# [Excerpt to read]
Cannot set additionalConfig using opensearch-k8s-operator

Opensearch operator version: 2.6.1
Opensearch version: 2.14.0

I am attempting to set the parameter plugins.security.ssl_cert_reload_enabled: true on a test cluster. I’ve added the parameter under the general section

general:
    additionalConfig:
         plugins.security.ssl_cert_reload_enabled: "true"

However, when I shell into a running container, I do not see my change reflected in the /usr/share/opensearch/config/opensearch.yml file. Additionally I cannot perform the api call to hot reload certificates (which this parameter should have enabled).

curl -k -u admin:admin -XPUT https://localhost:9200/_plugins/_security/api/ssl/transport/reloadcerts

{"status":"FORBIDDEN","message":"Access denied"}

Do parameters added to the additionalConfig sections of general and nodePools get added directly to the opensearch.yml file? If not, how do I see what the settings are for each node (calling _node/settings also did not show me my parameter)?

# [Exercise]
Write the next part of the forum post about setting additionalConfig with the opensearch-k8s-operator, starting after its last sentence. The rows below are separate material and have nothing to do with the forum post.

# [Given data]
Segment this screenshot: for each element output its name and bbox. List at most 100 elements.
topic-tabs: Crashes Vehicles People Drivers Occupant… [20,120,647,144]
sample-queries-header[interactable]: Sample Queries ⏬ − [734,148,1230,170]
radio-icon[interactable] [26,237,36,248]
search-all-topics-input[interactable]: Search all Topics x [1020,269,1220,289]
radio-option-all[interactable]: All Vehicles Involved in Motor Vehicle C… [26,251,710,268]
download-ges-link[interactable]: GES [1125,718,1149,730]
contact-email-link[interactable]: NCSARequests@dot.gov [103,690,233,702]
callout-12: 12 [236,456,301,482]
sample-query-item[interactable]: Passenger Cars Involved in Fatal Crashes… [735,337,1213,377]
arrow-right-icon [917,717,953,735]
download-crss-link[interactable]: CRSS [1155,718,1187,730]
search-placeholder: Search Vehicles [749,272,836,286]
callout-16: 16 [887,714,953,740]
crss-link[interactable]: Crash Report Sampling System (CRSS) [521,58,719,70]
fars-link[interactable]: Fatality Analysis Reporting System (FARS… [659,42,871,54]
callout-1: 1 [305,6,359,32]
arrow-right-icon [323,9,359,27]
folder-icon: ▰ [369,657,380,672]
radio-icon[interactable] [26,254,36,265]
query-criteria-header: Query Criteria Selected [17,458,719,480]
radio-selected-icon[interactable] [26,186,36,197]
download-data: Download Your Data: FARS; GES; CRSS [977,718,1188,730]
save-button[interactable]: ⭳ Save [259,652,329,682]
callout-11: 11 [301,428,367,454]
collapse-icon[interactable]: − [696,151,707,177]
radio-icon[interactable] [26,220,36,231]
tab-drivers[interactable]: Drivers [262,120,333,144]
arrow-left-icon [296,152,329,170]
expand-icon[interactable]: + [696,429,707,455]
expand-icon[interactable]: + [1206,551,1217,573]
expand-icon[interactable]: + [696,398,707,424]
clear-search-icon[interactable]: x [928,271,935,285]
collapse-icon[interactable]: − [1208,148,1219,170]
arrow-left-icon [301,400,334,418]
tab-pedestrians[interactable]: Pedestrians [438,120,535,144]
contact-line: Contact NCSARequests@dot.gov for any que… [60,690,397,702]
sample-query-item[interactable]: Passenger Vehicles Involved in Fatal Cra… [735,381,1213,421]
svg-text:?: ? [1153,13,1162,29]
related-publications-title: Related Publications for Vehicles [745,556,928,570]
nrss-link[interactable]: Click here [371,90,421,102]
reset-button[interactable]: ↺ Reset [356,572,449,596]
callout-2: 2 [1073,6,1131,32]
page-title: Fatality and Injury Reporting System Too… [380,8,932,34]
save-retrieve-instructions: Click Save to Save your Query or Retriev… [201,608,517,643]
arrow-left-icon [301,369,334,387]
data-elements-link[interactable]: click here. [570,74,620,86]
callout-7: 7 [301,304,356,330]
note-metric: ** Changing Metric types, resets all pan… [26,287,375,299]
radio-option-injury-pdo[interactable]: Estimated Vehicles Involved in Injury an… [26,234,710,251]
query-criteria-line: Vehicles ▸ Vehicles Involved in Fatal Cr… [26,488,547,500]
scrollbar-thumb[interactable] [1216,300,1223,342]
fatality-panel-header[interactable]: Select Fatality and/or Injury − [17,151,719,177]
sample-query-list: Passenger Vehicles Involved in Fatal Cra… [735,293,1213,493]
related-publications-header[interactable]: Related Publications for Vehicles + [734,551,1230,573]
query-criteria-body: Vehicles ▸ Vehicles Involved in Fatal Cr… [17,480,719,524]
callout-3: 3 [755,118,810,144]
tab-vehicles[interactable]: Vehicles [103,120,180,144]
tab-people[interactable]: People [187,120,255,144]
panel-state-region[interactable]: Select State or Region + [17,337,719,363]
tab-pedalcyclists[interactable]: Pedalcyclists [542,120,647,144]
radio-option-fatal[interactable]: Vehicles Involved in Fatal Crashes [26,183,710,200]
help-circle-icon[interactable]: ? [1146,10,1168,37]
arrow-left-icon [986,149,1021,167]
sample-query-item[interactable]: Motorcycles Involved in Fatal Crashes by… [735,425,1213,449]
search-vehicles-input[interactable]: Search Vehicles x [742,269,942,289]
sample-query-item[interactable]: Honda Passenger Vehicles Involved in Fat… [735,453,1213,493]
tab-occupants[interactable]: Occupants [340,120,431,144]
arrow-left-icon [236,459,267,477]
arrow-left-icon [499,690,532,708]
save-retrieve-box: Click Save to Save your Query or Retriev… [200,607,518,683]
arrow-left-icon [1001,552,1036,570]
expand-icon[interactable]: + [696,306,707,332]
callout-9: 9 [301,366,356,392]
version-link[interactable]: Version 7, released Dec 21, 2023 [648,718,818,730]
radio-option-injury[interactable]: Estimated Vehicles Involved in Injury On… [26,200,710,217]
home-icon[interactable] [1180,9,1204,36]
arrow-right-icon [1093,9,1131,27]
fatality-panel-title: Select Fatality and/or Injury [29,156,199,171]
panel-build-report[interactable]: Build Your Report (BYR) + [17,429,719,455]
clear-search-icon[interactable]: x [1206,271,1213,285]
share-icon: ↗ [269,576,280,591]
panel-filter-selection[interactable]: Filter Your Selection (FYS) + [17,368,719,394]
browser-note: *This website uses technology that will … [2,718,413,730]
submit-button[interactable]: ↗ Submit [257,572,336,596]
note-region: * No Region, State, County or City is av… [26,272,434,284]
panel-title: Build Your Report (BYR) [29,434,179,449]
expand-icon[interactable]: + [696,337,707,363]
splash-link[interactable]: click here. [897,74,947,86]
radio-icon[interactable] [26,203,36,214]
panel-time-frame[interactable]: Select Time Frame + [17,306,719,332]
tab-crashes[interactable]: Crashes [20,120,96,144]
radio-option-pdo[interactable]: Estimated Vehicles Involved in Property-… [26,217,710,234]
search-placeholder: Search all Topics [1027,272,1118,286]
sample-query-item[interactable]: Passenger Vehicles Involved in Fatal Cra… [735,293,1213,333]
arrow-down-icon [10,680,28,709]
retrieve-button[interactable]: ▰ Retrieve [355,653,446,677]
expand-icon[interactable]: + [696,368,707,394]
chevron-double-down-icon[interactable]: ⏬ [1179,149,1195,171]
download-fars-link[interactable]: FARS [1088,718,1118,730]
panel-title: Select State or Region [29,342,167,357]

# [Exercise output]
So, I see my issue with connecting to the api. I needed to supply the admin certs like so

curl -k --cert ./tls.crt --key ./tls.key -XPUT https://localhost:9200/_plugins/_security/api/ssl/transport/reloadcerts

{"message":"updated transport certs"}

My question still stands howerver . . . When you set the additionConfig parameter, where is this change reflected if not in the opensearch.yml config file? How can I see my changes on my nodes?